SHORT PROBLEM » From the first line of the data through the line containing "x-axis-title: Strikeouts —", swap "data-point" for "scatter-point" and rewrite those lines with everything else unchanged.

[Element and region data]
==============================

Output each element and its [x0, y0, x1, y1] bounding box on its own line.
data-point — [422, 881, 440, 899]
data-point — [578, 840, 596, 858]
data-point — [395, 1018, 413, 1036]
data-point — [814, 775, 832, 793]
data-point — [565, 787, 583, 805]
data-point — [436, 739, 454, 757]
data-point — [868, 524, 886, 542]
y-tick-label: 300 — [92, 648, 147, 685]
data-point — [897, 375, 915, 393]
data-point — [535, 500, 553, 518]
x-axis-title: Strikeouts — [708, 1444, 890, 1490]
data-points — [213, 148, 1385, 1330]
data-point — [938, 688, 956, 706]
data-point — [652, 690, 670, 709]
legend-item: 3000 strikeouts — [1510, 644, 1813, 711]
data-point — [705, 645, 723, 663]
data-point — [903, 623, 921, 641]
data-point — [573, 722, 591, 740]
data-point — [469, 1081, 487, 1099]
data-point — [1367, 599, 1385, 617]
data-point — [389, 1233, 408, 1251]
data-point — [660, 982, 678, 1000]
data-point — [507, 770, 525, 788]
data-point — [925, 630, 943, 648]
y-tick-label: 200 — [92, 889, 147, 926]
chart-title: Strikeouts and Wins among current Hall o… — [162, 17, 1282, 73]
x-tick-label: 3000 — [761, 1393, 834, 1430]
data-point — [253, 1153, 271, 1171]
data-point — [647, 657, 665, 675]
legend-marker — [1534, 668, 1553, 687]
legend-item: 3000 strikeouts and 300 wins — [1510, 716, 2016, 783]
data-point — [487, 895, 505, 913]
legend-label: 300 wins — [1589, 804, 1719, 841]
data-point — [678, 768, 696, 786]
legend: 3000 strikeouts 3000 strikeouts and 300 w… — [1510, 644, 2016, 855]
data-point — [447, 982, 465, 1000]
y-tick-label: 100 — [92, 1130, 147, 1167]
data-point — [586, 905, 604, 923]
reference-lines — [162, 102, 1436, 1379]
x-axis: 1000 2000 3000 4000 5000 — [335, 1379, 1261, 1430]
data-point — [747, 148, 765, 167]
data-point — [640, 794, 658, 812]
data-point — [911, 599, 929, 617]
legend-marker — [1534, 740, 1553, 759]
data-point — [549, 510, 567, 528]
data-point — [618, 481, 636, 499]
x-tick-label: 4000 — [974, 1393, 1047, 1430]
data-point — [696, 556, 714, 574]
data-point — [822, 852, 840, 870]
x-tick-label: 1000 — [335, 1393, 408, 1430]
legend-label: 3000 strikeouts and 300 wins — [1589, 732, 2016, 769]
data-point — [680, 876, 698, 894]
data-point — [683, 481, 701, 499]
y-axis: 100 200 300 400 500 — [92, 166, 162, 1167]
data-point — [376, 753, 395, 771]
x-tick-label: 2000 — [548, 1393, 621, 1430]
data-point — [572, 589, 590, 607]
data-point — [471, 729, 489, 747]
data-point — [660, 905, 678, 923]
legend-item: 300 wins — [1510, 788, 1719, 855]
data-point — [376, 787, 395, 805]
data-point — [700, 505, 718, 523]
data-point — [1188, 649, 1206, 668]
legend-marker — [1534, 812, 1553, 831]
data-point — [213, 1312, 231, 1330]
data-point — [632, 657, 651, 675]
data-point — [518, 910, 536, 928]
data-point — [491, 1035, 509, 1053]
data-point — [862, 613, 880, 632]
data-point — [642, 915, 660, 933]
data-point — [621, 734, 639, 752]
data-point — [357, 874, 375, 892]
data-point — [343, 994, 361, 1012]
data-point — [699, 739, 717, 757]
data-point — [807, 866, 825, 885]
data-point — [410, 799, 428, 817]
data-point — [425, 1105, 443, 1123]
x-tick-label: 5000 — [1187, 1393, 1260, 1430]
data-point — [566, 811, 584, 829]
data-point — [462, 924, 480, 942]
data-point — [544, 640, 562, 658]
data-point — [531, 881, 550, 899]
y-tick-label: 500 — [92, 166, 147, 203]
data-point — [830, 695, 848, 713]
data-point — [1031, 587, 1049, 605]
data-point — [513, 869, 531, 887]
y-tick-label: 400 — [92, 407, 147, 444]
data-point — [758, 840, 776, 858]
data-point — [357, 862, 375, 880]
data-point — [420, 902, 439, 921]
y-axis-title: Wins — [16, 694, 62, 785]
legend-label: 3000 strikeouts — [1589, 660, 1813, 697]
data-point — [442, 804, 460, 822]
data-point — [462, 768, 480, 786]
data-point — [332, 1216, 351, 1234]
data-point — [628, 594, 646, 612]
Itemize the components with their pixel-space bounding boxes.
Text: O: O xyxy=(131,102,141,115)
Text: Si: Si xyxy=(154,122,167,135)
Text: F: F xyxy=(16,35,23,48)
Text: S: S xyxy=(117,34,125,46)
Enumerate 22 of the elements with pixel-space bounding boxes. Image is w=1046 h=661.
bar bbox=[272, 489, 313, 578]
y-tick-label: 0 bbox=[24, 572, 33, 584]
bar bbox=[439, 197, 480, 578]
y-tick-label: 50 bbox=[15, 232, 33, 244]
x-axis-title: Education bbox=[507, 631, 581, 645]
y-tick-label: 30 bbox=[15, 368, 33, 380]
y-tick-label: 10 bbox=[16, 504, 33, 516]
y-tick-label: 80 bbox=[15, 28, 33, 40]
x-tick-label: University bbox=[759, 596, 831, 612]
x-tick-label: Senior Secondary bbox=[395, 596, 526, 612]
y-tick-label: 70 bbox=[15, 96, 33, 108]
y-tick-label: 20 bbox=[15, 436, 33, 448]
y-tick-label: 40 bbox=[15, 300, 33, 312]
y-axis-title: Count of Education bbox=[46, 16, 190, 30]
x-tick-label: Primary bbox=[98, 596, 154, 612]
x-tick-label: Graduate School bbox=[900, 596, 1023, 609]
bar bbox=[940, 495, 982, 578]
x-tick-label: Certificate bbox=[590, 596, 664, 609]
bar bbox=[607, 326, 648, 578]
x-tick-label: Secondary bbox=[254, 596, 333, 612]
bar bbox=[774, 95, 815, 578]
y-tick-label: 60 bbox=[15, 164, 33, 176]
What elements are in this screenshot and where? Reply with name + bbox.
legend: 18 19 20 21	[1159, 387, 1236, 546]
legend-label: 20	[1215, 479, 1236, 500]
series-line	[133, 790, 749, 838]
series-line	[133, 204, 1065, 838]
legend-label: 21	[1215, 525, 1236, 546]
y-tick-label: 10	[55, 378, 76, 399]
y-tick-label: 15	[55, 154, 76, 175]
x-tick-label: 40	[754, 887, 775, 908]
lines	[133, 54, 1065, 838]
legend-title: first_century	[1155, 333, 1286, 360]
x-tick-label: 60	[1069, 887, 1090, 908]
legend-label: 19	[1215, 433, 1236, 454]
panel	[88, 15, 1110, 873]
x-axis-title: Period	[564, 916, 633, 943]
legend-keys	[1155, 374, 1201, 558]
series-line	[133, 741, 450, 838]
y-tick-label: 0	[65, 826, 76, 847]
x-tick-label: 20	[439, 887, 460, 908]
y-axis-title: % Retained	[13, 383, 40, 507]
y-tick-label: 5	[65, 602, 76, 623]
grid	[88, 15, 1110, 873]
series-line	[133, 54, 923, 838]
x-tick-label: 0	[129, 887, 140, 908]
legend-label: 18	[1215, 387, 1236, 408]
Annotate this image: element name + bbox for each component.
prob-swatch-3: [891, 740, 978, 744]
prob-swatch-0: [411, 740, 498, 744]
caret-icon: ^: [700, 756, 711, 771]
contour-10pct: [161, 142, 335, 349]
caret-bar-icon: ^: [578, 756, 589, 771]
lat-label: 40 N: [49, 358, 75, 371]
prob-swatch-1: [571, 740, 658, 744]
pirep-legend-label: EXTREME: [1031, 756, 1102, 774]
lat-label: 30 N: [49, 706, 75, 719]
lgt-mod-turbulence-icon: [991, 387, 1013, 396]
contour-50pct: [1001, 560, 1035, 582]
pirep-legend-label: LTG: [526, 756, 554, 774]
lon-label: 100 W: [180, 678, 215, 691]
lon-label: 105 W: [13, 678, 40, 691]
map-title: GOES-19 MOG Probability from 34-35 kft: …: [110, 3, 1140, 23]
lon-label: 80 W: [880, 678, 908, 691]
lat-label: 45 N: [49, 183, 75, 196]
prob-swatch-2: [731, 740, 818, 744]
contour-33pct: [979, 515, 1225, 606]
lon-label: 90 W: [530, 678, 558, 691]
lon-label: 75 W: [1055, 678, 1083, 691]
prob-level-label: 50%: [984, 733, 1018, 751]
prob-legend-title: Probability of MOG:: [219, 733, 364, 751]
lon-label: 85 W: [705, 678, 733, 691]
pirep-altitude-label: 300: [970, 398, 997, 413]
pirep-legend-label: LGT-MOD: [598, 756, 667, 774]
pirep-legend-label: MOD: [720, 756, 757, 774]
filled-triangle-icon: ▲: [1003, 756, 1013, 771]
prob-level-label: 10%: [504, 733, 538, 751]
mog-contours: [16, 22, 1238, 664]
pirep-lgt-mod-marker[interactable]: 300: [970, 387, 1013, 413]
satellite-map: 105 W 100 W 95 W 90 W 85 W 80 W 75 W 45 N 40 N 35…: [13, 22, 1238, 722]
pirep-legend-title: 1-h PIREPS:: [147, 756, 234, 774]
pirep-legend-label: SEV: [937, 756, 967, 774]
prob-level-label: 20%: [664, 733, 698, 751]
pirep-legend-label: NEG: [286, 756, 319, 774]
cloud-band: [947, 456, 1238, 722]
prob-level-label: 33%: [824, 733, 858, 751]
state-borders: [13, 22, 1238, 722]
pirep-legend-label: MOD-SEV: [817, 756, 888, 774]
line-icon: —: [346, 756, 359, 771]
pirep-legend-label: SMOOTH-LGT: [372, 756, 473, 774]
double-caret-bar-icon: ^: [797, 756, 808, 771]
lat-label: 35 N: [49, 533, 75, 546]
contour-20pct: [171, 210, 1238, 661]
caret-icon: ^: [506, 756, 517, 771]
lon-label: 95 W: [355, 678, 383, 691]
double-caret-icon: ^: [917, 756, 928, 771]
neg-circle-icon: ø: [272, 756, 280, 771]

==============================

RESPONSE TO THIS TASK »
Output each element and its [x0, y0, x1, y1] bounding box on its own line.
scatter-point — [422, 881, 440, 899]
scatter-point — [578, 840, 596, 858]
scatter-point — [395, 1018, 413, 1036]
scatter-point — [814, 775, 832, 793]
scatter-point — [565, 787, 583, 805]
scatter-point — [436, 739, 454, 757]
scatter-point — [868, 524, 886, 542]
y-tick-label: 300 — [92, 648, 147, 685]
scatter-point — [897, 375, 915, 393]
scatter-point — [535, 500, 553, 518]
x-axis-title: Strikeouts — [708, 1444, 890, 1490]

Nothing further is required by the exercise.